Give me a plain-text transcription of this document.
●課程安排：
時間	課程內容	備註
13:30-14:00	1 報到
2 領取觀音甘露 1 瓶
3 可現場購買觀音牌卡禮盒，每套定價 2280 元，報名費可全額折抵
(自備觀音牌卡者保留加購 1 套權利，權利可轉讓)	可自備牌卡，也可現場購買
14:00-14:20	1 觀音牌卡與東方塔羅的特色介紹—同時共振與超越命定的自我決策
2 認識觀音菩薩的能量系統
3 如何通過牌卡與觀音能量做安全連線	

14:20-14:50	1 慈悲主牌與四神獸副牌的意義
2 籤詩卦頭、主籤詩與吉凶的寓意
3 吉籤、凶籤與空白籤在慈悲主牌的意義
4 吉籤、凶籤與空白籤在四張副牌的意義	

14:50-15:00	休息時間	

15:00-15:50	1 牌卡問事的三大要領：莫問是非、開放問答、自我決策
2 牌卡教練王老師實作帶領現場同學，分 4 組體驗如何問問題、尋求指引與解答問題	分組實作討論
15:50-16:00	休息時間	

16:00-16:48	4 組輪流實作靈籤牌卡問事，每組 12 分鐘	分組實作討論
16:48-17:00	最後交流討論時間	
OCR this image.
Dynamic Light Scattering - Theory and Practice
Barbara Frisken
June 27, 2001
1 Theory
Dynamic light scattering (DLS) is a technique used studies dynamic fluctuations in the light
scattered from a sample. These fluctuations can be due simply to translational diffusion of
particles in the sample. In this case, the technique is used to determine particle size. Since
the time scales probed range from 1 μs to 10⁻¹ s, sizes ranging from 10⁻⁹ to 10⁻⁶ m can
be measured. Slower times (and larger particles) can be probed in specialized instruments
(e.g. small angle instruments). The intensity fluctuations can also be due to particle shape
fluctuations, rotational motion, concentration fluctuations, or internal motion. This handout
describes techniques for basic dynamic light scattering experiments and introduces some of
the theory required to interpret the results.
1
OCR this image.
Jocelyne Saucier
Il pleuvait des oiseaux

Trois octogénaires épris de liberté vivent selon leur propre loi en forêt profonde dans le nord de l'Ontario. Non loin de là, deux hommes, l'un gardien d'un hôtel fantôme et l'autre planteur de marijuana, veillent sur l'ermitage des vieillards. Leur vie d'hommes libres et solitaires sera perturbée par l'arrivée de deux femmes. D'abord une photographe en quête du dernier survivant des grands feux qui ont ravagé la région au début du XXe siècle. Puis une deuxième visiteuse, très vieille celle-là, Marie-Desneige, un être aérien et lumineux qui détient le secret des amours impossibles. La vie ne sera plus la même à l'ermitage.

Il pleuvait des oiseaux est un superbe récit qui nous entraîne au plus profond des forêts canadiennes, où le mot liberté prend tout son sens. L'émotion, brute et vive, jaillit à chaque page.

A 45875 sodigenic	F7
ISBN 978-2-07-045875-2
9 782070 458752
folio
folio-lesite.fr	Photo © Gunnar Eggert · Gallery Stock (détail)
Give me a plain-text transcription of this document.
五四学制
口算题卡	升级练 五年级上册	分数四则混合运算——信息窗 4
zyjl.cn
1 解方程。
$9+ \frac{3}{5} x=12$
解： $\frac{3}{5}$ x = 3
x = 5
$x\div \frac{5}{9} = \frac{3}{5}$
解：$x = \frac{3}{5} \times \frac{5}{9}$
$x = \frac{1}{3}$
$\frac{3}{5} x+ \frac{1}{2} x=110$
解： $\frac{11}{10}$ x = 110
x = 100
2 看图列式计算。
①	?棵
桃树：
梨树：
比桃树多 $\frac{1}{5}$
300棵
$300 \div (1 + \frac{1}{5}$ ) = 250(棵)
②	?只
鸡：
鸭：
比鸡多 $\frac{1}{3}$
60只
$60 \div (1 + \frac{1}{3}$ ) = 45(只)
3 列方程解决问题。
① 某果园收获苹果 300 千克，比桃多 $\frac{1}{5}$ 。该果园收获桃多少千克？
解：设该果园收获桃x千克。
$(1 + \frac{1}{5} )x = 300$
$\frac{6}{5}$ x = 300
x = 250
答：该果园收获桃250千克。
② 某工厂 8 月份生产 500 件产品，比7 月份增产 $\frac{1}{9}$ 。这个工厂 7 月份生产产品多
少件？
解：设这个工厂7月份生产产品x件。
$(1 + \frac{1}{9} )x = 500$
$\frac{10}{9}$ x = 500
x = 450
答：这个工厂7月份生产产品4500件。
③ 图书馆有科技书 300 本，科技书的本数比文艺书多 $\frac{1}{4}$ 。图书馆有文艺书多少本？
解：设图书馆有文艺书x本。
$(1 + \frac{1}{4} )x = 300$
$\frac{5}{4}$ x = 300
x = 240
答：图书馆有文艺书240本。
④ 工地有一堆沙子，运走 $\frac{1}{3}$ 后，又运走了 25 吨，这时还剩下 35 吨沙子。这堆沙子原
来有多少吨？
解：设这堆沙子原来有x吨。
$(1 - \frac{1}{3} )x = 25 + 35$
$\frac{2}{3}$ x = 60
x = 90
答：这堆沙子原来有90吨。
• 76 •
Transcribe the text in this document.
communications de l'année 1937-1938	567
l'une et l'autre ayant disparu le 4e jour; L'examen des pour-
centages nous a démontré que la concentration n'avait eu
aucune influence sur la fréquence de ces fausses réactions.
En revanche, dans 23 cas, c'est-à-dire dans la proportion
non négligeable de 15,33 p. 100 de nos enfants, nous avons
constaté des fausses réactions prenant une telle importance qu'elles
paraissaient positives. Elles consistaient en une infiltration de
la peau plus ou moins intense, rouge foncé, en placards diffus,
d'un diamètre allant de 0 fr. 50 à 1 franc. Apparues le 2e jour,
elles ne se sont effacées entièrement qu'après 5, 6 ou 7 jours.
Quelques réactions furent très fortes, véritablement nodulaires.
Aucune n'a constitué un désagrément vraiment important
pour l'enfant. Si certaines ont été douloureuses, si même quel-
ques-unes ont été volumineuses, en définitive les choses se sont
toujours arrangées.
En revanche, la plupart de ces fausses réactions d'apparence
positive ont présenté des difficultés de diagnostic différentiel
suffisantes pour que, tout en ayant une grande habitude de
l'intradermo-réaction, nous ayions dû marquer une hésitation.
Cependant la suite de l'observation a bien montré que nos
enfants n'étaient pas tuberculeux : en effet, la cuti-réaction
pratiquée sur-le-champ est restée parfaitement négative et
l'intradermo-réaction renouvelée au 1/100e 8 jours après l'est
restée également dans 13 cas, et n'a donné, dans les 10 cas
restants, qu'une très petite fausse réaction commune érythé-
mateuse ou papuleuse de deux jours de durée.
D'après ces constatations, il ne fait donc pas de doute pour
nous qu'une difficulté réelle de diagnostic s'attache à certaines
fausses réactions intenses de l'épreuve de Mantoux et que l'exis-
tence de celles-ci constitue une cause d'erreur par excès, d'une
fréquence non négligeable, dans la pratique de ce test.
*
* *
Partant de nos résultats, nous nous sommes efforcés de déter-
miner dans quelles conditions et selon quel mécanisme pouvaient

— WHAT THIS TASK INVOLVES —
Copy every line of the listing that includes the string "revanche".

— TASK OUTPUT —
En revanche, dans 23 cas, c'est-à-dire dans la proportion
En revanche, la plupart de ces fausses réactions d'apparence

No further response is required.